Begin
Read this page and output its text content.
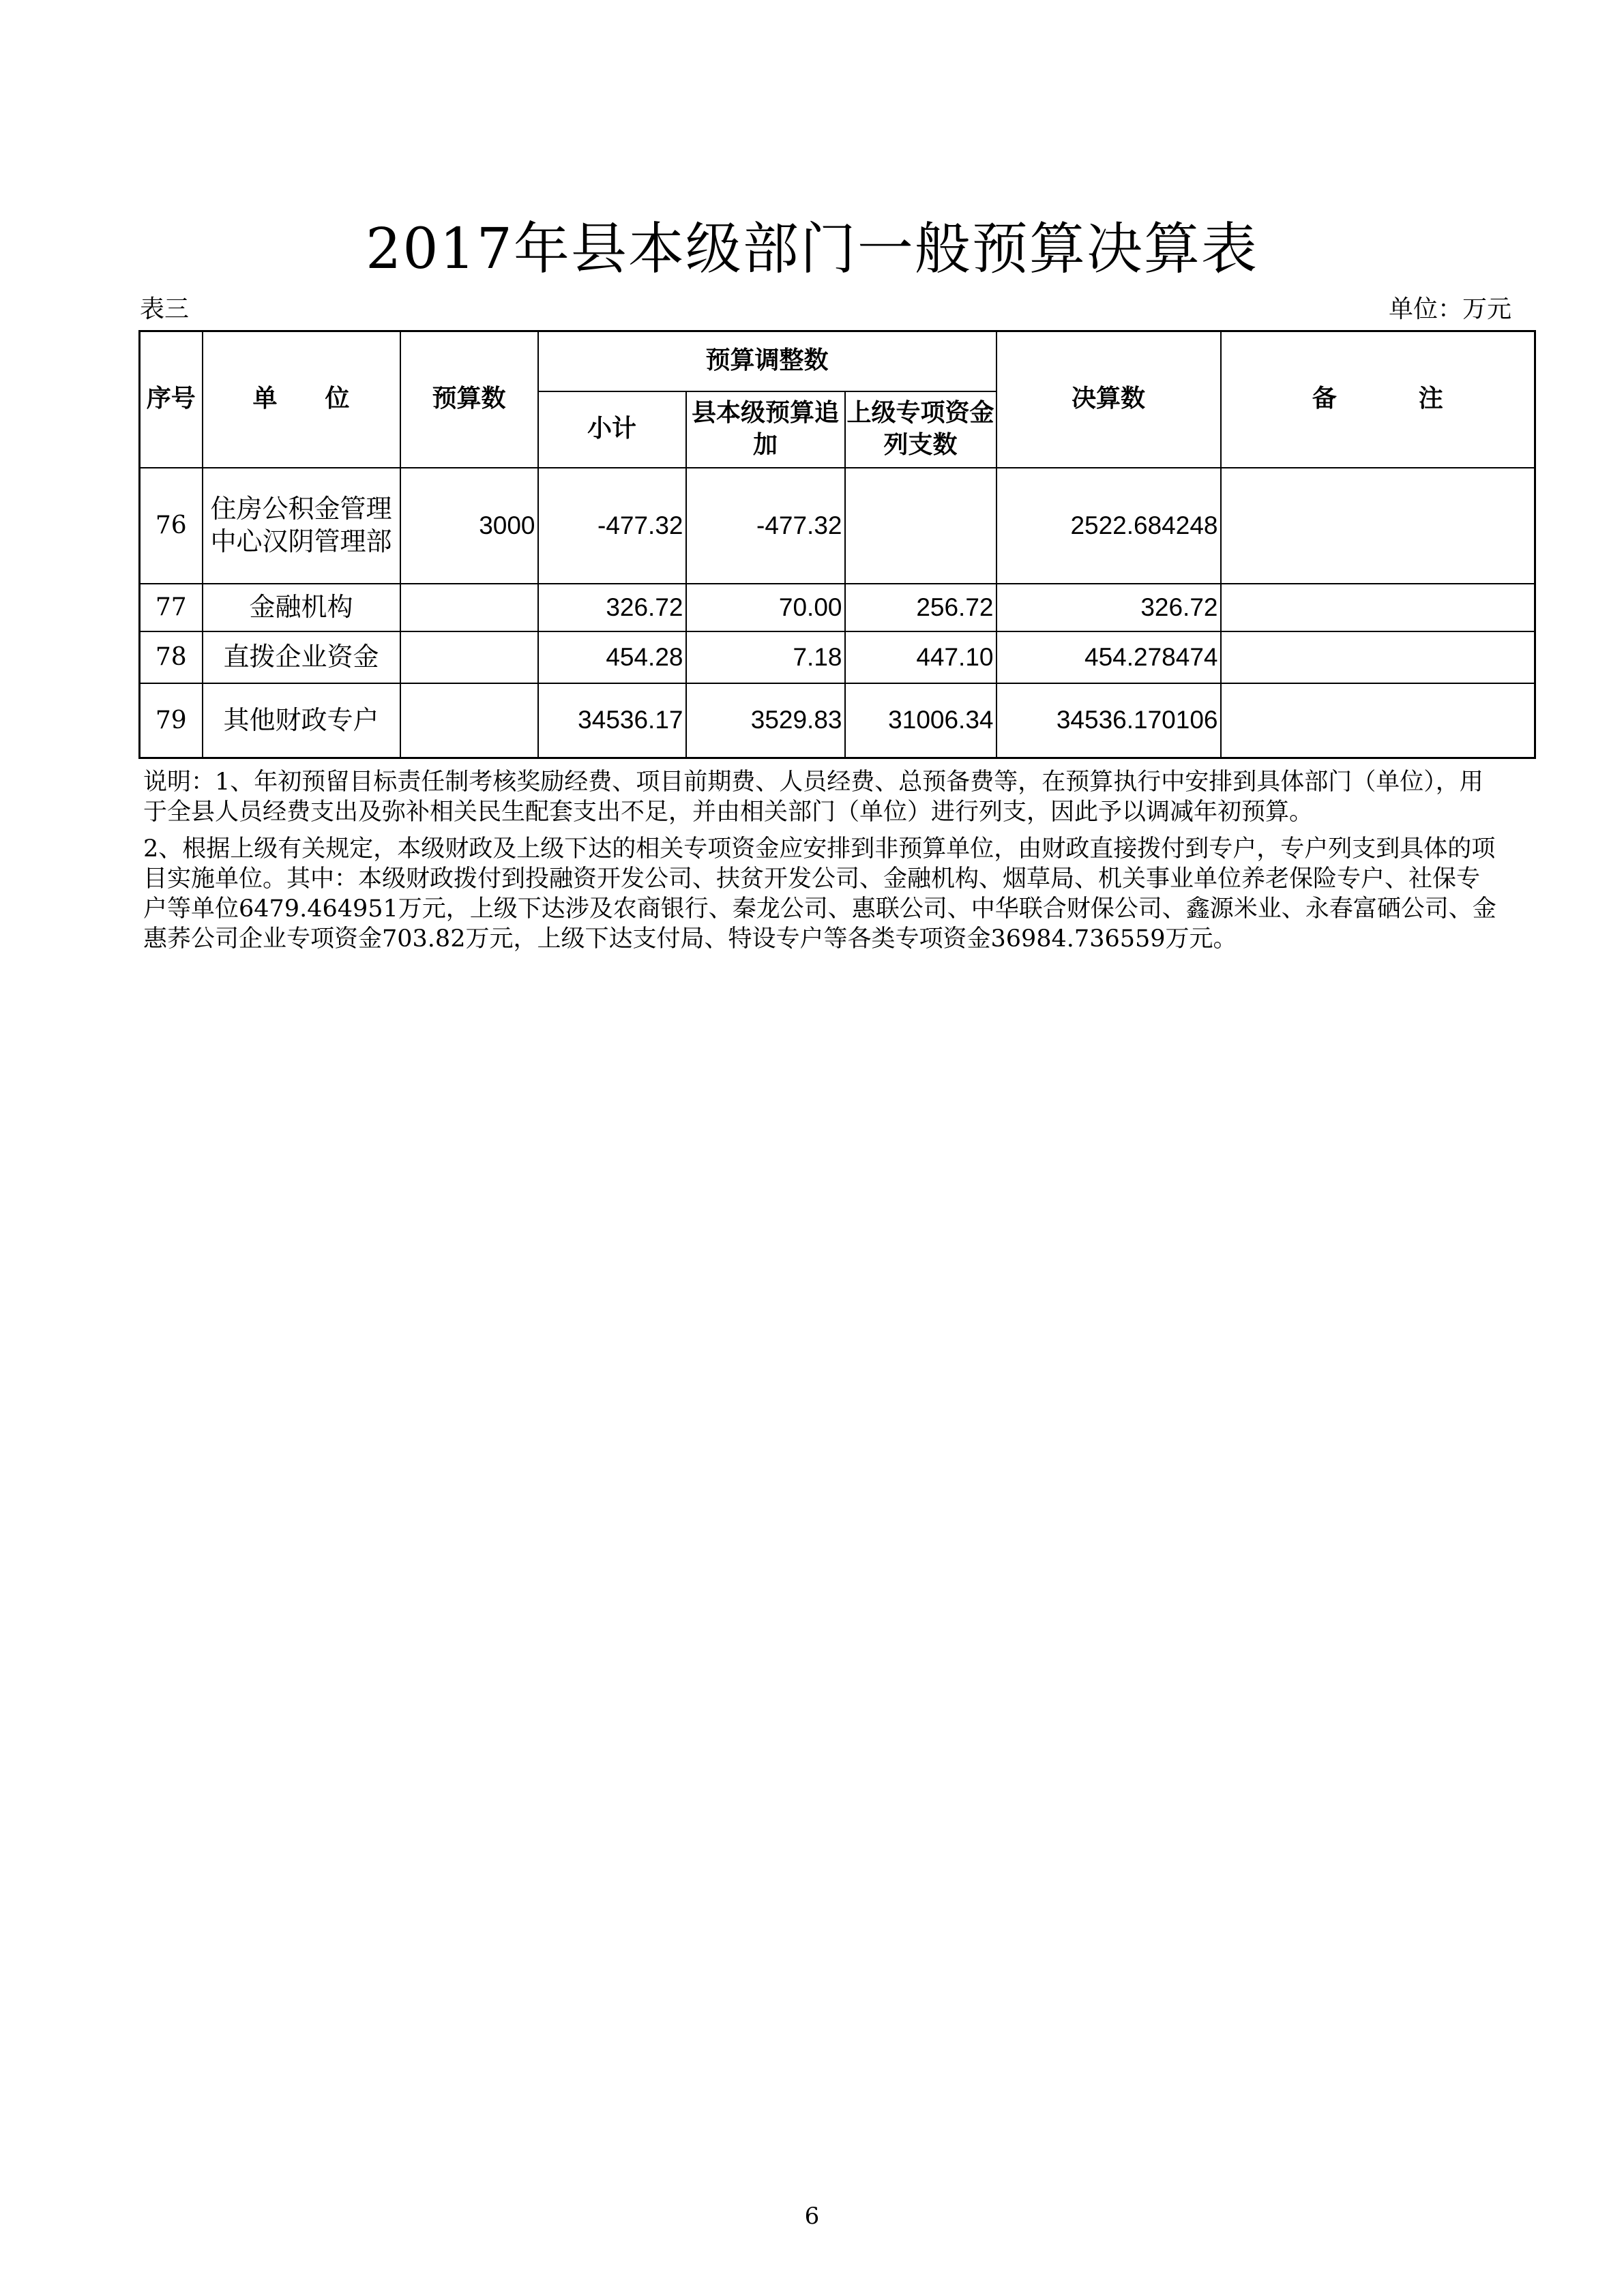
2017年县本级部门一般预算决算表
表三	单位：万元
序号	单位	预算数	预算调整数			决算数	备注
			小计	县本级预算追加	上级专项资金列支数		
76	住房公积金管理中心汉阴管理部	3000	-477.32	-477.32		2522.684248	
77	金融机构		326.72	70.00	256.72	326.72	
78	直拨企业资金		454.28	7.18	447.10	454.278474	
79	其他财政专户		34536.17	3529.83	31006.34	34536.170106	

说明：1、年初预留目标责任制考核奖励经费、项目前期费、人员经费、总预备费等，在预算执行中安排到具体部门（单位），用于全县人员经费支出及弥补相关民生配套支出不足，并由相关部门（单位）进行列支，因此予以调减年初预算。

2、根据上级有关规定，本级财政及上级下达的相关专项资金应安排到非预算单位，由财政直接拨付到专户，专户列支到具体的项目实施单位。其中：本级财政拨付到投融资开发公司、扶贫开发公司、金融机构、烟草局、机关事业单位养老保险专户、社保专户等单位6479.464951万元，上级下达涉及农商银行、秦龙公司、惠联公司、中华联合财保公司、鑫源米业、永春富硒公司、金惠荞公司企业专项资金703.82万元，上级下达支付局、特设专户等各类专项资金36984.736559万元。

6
End
Begin
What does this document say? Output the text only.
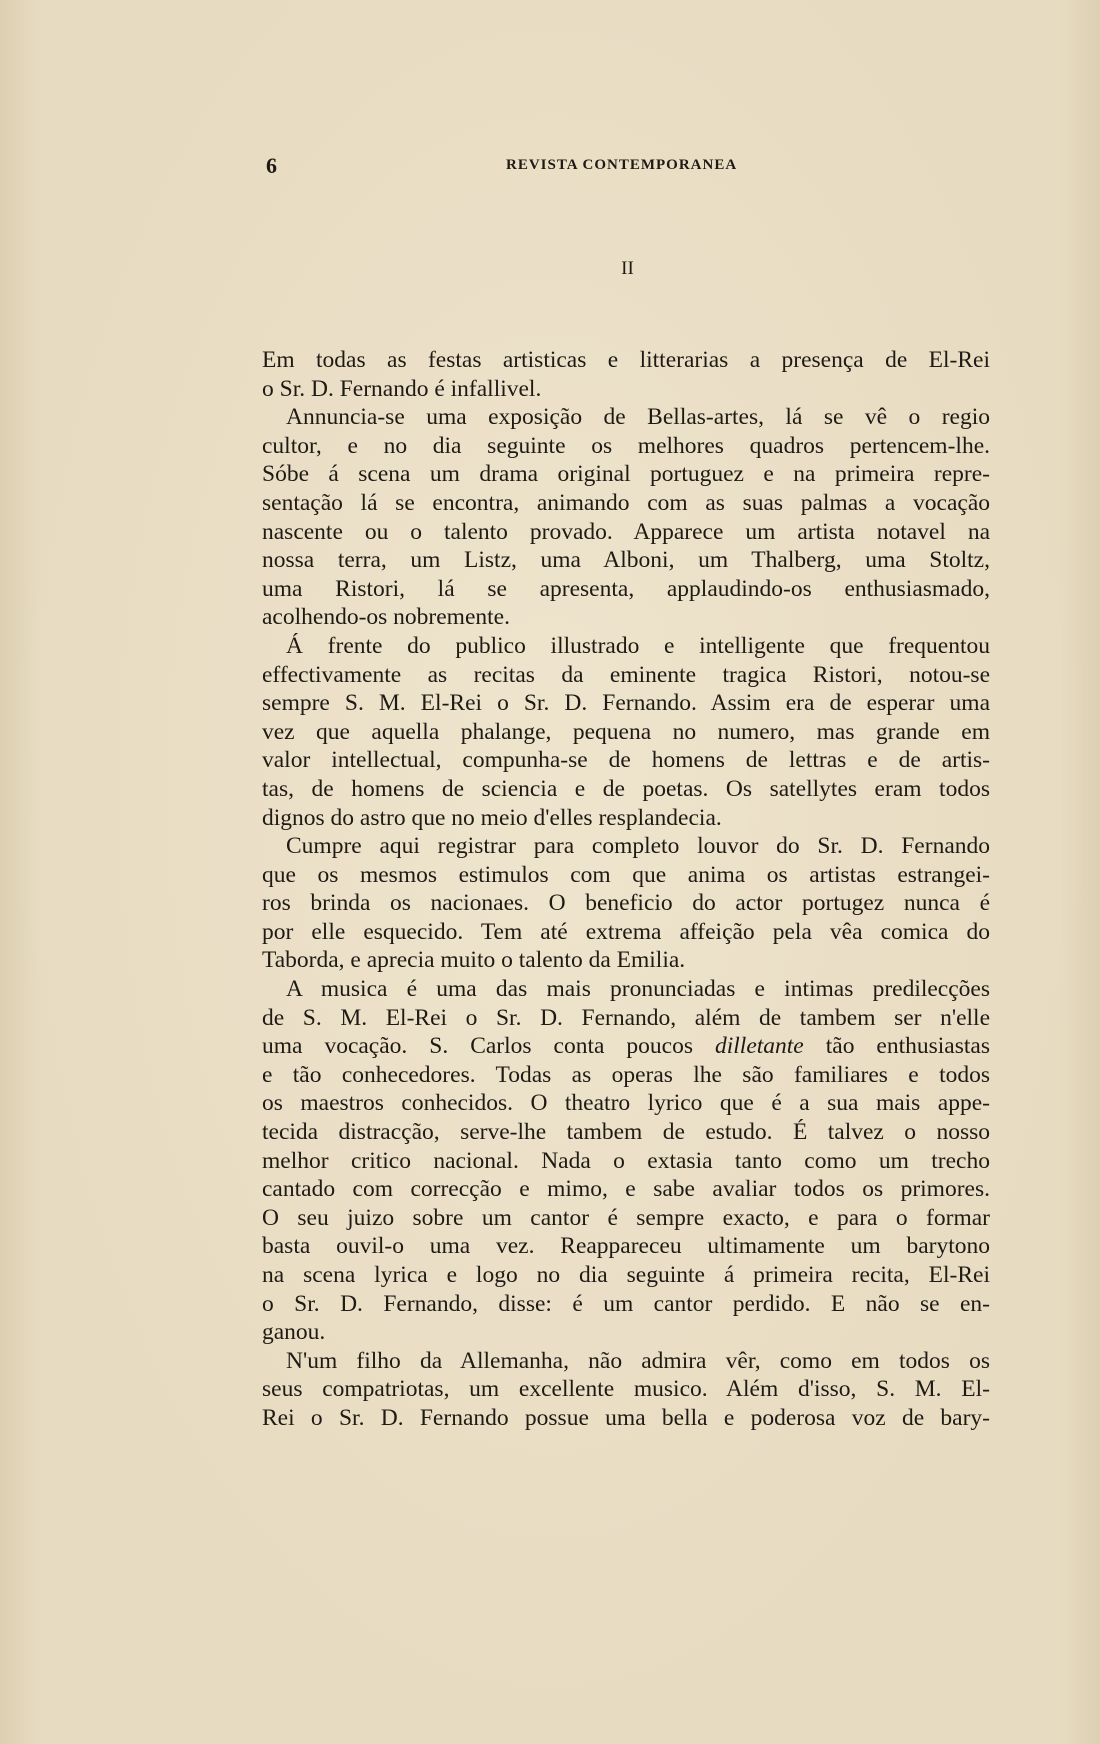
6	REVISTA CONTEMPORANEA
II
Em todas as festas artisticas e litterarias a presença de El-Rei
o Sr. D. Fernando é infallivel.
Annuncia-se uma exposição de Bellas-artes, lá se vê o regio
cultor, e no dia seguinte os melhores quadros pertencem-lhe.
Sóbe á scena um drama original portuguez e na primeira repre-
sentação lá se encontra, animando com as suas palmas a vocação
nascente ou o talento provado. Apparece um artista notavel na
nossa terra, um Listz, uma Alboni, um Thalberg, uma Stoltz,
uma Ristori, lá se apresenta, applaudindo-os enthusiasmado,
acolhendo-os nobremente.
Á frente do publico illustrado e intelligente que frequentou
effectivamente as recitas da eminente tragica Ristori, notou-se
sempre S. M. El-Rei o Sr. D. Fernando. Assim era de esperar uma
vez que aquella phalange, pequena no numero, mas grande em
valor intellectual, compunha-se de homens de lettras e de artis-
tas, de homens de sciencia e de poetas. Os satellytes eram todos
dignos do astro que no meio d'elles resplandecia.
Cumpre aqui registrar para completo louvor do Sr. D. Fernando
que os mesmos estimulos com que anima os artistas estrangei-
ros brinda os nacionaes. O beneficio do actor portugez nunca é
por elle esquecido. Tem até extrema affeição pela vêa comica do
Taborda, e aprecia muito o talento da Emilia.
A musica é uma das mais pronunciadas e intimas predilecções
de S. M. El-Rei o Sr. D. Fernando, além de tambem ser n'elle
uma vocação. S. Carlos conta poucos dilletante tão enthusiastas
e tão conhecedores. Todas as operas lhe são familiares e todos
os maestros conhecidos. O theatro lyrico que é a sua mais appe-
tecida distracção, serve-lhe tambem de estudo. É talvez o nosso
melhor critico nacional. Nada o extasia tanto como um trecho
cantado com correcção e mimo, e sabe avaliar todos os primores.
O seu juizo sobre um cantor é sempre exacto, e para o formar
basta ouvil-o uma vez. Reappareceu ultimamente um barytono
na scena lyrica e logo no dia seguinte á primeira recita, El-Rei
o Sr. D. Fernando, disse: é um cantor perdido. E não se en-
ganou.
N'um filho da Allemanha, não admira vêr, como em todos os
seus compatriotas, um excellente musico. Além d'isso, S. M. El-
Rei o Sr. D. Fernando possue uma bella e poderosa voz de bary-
End
Begin
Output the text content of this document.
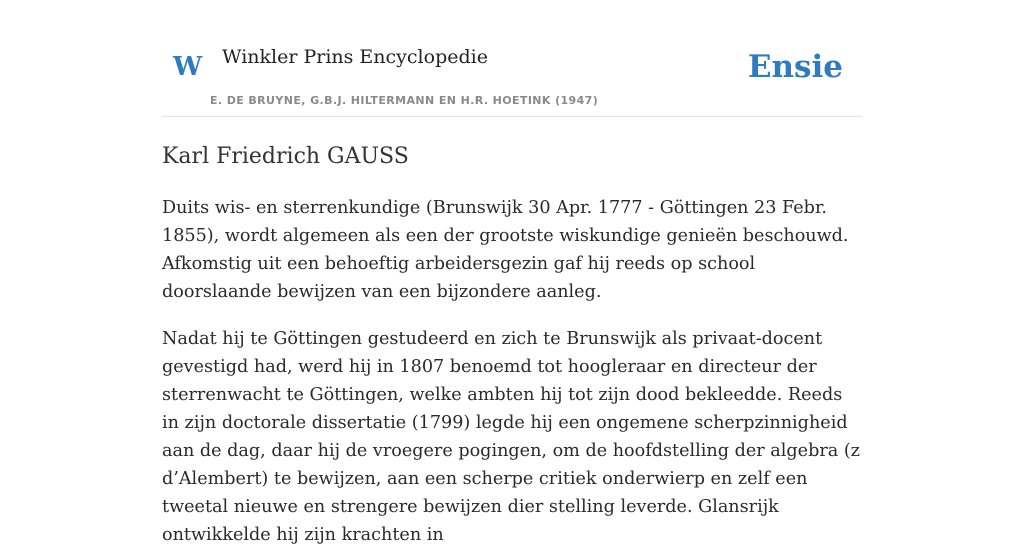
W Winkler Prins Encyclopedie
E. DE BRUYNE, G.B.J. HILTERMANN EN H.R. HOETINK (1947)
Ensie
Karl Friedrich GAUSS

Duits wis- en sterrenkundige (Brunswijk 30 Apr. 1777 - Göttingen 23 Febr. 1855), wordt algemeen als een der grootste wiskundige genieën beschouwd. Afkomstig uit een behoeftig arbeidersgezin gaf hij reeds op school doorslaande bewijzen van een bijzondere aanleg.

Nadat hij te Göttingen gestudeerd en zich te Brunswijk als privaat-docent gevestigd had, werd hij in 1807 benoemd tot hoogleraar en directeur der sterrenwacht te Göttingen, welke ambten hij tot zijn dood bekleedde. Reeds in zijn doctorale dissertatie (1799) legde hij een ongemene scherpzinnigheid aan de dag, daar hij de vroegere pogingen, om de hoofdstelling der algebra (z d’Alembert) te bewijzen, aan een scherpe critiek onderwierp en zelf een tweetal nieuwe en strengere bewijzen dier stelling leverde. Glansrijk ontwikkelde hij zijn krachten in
End
- [WHAT THE TASK REQUIRES]
Report the number of lines in the entries above that include the string "bewijzen". Give nothing but the number.

- [FINISHED TASK]
2